■ Çalışma Soruları ■
(a) Kat karşılığı inşaat sözleşmesine ilişkin metindeki örneğe göre yüklenici 36 aylık süre içinde inşaatın ne kadarını tamamlayabilmiştir?
(b) Aşağıdaki ifadelerin kat karşılığı inşaat sözleşmesine ilişkin metinle uyuşup uyuşmadığını belirtin. Her biri için evet ya da hayır deyin ve metinden belirleyici sözleri aynen alıntılayın.
(i) İnşaat sözleşmeleri BK tarafından özel bir geçerlilik şekline tabi tutulmuştur.
(ii) Kat karşılığı inşaat sözleşmeleri karma akit niteliğindedir.
(iii) Örnekte yüklenici, kendisine kalacak bağımsız bölümleri kooperatife resmi şekilde yapılan bir sözleşmeyle devretmiştir.
(c) Kat karşılığı inşaat sözleşmesine ilişkin metni kaldığı yerden alıp sürdürün.

■ Sunulan Metin ■
···

Burada şu sorular akla gelmektedir :

- Müteahhidin haklarını bu şekilde devri, nasıl bir şekle tabidir ? - Müteahhidin arsa sahibine karşı borçları da müteahhide geçer mi ?

Bir örnek verip bu örnekten hareket ederek bu sorulara cevap verelim. Yüklenici Arsa sahibi (A), yüklenici (Y) ile yapmış olduğu sözleşmede, arsası üzerinde yüklenici tarafından 36 ayda tamamlanacak 40 bağımsız bölümlük inşaatın, 20 bağımsız bölümünü (Y) ye devir etmeyi taahhüt etmiş, yüklenici (Y) de adi yazılı bir sözleşme ile kendisine kalacak bu bağımsız bölümleri, kendisine sağlanacak finansal kaynaklar karşılığı (K) kooperatifine devir etmiştir. Yüklenici 36 aylık süre içinde sadece inşaatın yüzde 40’ını tamamlayabilmiş ve daha sonra da iflas ederek faaliyetlerine son vermiştir. (K) kooperatifi inşaatı kendisi tamamlayıp, arsa sahibi (A)nın, yükleniciye taahhüt ettiği bağımsız bölümlerin mülkiyetini talep etmek istemektedir.

IV. HUKUKİ DEĞERLENDİRME 1. Şekil Bakımından

aa. Kat karşılığı inşaat sözleşmesinin şekli

Müteahhidin arsa sahibi ile yaptığı kat karşılığı inşaat sözleşmesinin şekli ile, müteahhidin bu sözleşmeye dayanarak üçüncü şahıslar ile yaptığı satış sözleşmelerinin şeklini biri birinden ayırmak lazımdır.

(2)

Eser sözleşmesinin bir türü olan inşaat sözleşmeleri BK (m.355) tarafından özel bir geçerlilik şekline (BK 11) tabi tutulmamıştır. Kat karşılığı inşaat sözleşmeleri karma akit niteliğindedir. Bu sözleşmelerden, taşınmaz mülkiyetini devir borcu doğduğundan MK 634 ve BK 213. m. gereğince bu sözleşmelerin resmi şekilde yapılması zorunludur (15.HD.13.5.1976 YKD 1976, 1442 sy 10; HGK” 9.6.1982 -YKD 1982, 1382 sy 10; Y.HGK 30.4.1997 E.97/15-146, K.372 -İKİD 1998, 13471; bkz Kartal, Kat karşılığı İnşaat Sözleşmesi YD 1983, 569 sy 4; S.Erbil, Müteahhidin Üçüncü kişilere adi yazılı şekilde satış sözleşmesinin geçerliliği -Man.Bar.Der. 1986 sy 16 s.29). Yargıtay uygulamasında noterlerce düzenlenen bu kabil sözleşmeler Tapu Kanunu 26.m.anlamında taşınmaz satış vaadi olarak geçerli sayılmaktadır (C. Yavuz, Borçlar Hukuku, Özel Hükümler c.127. 1989 bası; Kanati, Hukuki işlemlerin Çevrilmesi s.233; HGK 10.2.1960 tarih 2806 E.3875 K-Uygur, İnşaat Hukuku c.1. s.172 ve s.93)

···

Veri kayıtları
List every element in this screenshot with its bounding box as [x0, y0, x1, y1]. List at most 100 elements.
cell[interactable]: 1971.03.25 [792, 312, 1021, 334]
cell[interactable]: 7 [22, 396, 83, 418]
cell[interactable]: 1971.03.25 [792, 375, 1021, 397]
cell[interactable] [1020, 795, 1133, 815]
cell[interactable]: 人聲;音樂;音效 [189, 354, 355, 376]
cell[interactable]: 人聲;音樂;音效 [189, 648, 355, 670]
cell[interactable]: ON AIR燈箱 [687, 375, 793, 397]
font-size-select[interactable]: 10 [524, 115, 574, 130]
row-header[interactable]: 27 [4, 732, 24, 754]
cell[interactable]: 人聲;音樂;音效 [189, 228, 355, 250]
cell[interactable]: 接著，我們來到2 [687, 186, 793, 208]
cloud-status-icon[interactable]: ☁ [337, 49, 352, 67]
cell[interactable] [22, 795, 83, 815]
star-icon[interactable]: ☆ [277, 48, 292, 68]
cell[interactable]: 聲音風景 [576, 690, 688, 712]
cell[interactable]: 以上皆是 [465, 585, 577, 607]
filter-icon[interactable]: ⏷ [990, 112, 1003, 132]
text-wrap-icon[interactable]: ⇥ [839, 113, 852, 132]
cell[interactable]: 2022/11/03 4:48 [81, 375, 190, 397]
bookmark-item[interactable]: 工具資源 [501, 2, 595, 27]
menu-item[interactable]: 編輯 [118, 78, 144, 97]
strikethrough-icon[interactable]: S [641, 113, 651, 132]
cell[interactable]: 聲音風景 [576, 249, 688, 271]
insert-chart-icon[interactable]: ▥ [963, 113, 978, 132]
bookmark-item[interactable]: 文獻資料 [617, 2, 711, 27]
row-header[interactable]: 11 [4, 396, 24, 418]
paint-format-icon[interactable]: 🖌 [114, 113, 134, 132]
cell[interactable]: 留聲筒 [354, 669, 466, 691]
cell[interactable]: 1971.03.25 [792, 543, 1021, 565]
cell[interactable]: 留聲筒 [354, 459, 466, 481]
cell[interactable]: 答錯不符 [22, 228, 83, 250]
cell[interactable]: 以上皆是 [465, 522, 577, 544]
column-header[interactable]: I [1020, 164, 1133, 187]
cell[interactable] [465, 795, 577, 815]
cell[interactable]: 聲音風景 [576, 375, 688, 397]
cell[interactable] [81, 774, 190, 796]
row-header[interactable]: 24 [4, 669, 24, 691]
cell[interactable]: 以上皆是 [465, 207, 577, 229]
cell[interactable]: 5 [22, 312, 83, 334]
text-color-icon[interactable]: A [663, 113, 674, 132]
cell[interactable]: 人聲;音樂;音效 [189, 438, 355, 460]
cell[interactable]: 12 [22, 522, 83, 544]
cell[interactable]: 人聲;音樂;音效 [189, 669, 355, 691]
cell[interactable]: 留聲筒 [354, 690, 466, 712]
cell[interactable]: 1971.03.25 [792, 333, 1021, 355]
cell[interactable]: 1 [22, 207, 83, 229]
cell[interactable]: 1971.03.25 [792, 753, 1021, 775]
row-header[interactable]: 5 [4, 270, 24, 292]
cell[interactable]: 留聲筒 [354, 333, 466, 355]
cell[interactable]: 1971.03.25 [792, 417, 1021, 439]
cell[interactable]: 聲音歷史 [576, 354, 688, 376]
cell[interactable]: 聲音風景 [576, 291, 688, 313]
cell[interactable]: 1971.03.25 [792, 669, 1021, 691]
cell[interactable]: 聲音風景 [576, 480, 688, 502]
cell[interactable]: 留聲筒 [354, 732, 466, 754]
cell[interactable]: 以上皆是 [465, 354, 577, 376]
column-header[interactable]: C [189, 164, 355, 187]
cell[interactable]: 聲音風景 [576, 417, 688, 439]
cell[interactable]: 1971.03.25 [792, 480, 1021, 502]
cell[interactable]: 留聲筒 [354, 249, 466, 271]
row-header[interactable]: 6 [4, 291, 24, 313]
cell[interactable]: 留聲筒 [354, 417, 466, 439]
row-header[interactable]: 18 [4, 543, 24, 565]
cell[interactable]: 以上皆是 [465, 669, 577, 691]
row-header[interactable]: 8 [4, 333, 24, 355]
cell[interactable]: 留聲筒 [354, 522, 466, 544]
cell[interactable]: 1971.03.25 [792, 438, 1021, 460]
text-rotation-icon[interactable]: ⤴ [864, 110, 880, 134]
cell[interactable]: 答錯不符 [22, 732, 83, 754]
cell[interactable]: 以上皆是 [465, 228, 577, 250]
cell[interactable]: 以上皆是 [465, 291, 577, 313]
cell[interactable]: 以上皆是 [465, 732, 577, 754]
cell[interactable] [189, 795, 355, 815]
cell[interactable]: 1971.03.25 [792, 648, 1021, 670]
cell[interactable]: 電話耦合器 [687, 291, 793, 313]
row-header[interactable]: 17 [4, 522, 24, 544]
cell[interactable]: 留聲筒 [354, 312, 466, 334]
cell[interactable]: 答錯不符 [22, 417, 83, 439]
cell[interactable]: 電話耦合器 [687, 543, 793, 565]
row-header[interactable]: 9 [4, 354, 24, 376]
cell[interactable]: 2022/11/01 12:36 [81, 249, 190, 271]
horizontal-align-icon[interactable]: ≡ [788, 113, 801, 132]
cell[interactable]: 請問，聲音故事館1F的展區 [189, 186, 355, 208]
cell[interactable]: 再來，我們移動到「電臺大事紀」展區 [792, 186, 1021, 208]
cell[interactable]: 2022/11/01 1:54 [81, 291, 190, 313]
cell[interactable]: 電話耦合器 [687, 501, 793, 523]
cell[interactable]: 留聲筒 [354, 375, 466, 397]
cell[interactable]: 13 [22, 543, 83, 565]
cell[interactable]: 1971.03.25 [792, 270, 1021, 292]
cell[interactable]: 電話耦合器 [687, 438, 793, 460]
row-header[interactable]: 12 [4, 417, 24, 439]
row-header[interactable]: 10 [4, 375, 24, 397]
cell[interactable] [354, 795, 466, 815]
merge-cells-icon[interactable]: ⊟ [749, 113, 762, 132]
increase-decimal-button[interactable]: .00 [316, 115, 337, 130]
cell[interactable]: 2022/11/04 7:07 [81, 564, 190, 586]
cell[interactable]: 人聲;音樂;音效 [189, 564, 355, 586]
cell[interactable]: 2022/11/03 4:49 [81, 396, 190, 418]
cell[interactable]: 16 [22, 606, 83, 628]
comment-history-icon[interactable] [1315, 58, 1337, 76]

···

■ Verilen Cevaplar ■
(a) İnşaatın yalnızca yüzde 40'ını tamamlayabilmiştir.

(b)
(i) Hayır: "BK (m.355) tarafından özel bir geçerlilik şekline (BK 11) tabi tutulmamıştır"
(ii) Evet: "Kat karşılığı inşaat sözleşmeleri karma akit niteliğindedir."
(iii) Hayır: "adi yazılı bir sözleşme ile"

(c)
Bu bakımdan her şeyden önce arsa sahibi ile müteahhit arasındaki bu sözleşmelerin en azından noterlerce düzenlenmiş olması bir geçerlilik koşuludur. Sadece noterce imza tasdiki yeterli değildir .Aksi takdirde işlem, MK 2.m.sınırları saklı kalmak üzere kesin hükümsüz sayılır (13.HD.25.2.1997, E.11364 K.1392 -Uygur, c.1 s.68 ve30.9.1988 tarih ve E.2 K.2 sayılı YİBK, bkz aşağıda kazuistik bölümü))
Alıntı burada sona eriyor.